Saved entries
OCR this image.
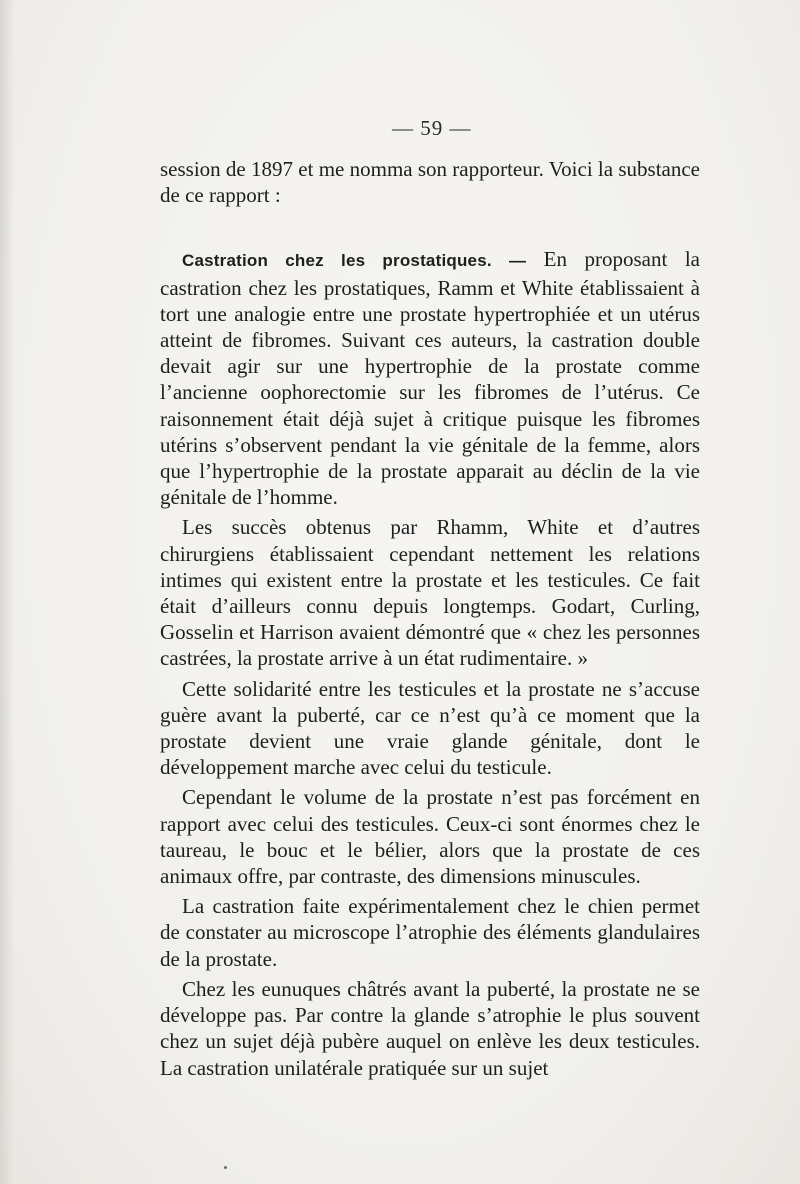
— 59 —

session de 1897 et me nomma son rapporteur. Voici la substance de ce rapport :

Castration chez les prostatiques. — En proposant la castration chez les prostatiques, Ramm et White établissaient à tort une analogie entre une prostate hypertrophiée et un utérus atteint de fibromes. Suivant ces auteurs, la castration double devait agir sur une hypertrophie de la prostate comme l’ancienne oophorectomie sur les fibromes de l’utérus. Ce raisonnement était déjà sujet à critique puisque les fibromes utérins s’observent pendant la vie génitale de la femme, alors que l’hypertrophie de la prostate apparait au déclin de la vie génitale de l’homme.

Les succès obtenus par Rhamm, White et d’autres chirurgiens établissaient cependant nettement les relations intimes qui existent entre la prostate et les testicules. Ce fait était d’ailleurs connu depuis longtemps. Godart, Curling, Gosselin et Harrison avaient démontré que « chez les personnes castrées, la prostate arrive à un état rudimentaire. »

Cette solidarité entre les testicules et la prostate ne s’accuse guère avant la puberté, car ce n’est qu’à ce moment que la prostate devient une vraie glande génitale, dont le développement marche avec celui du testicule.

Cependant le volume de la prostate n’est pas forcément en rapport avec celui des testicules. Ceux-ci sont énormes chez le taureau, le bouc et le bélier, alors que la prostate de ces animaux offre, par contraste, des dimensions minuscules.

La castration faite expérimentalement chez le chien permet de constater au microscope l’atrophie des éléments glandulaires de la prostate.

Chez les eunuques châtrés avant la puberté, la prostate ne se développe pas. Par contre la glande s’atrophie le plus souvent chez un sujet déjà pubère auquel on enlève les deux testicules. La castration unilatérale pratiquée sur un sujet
...
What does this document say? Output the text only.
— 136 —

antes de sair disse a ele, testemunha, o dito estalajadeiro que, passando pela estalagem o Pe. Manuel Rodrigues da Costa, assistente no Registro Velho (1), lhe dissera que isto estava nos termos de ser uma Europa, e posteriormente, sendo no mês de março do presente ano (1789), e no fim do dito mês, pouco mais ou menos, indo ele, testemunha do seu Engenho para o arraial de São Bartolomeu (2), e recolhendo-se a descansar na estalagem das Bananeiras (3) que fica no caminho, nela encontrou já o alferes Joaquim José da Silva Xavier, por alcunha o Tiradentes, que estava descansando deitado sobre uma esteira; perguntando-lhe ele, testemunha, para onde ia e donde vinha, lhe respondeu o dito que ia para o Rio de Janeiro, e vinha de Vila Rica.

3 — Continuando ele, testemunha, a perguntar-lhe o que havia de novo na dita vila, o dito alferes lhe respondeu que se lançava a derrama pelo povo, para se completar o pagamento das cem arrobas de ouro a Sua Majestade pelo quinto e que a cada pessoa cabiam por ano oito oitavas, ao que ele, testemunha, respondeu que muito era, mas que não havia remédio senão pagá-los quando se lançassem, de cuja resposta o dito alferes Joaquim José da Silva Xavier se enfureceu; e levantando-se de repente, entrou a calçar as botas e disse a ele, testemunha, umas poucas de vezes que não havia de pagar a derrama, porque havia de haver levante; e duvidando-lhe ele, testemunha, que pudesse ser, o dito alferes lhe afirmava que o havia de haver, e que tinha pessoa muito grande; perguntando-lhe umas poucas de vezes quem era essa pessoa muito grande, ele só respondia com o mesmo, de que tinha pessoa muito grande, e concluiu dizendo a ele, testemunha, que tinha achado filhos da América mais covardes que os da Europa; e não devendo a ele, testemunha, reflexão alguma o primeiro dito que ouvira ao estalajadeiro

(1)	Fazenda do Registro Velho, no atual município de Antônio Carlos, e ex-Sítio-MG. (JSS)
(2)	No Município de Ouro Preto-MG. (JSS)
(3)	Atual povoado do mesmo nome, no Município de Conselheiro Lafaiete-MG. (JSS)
* * *
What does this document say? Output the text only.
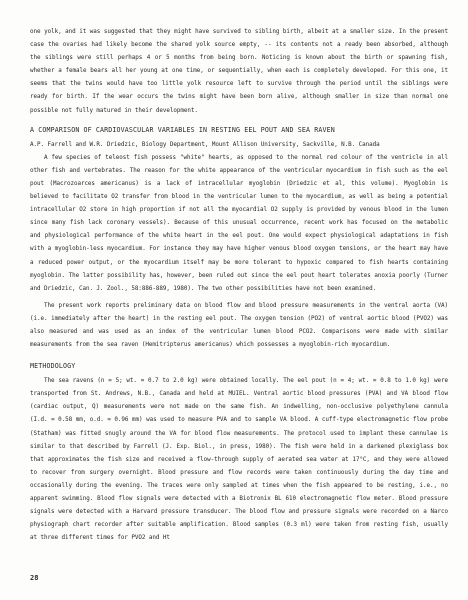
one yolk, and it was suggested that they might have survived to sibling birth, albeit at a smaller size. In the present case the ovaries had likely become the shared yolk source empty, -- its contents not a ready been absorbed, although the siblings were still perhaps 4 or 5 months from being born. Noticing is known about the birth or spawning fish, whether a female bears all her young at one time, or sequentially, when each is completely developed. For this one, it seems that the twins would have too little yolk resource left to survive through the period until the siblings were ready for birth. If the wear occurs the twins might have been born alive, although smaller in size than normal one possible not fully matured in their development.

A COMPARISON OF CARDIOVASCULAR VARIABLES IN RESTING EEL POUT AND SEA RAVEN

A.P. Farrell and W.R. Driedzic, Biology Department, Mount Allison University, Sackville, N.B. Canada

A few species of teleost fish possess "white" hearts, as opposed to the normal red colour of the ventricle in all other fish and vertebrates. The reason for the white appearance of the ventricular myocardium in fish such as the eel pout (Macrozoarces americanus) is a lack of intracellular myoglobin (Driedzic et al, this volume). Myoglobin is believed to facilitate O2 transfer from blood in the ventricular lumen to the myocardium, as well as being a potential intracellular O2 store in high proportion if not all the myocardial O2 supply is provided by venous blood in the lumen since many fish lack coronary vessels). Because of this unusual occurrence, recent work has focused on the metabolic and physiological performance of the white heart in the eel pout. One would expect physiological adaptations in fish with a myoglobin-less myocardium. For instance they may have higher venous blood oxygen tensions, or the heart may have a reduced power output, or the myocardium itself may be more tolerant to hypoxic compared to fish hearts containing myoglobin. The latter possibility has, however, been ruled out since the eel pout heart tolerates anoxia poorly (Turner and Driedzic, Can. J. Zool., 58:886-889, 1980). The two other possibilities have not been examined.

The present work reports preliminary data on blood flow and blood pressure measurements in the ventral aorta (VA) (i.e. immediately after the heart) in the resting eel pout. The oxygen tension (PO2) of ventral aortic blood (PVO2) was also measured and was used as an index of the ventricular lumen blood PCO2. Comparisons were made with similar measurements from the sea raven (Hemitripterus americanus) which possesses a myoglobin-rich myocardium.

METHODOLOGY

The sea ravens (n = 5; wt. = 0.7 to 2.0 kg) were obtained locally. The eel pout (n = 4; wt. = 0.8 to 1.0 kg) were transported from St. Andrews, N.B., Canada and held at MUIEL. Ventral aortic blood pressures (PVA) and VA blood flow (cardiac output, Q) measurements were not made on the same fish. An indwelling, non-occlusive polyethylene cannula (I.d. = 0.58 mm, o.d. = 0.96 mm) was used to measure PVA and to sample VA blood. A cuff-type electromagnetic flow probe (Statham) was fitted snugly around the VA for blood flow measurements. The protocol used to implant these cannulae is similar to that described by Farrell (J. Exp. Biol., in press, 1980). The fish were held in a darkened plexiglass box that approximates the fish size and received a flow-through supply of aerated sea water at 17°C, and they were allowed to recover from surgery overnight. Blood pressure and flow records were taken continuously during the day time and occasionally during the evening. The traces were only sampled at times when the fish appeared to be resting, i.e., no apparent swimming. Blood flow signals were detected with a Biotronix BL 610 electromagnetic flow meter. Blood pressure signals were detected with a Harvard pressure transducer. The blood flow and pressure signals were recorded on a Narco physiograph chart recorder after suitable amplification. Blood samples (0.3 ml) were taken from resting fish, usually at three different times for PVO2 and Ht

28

→ **PROMPT**
Using the material above, report each line where "avec" occurs.

→ **SOLUTION TO THIS EXERCISE**
Cette solidarité entre les testicules et la prostate ne s’accuse guère avant la puberté, car ce n’est qu’à ce moment que la prostate devient une vraie glande génitale, dont le développement marche avec celui du testicule.
Cependant le volume de la prostate n’est pas forcément en rapport avec celui des testicules. Ceux-ci sont énormes chez le taureau, le bouc et le bélier, alors que la prostate de ces animaux offre, par contraste, des dimensions minuscules.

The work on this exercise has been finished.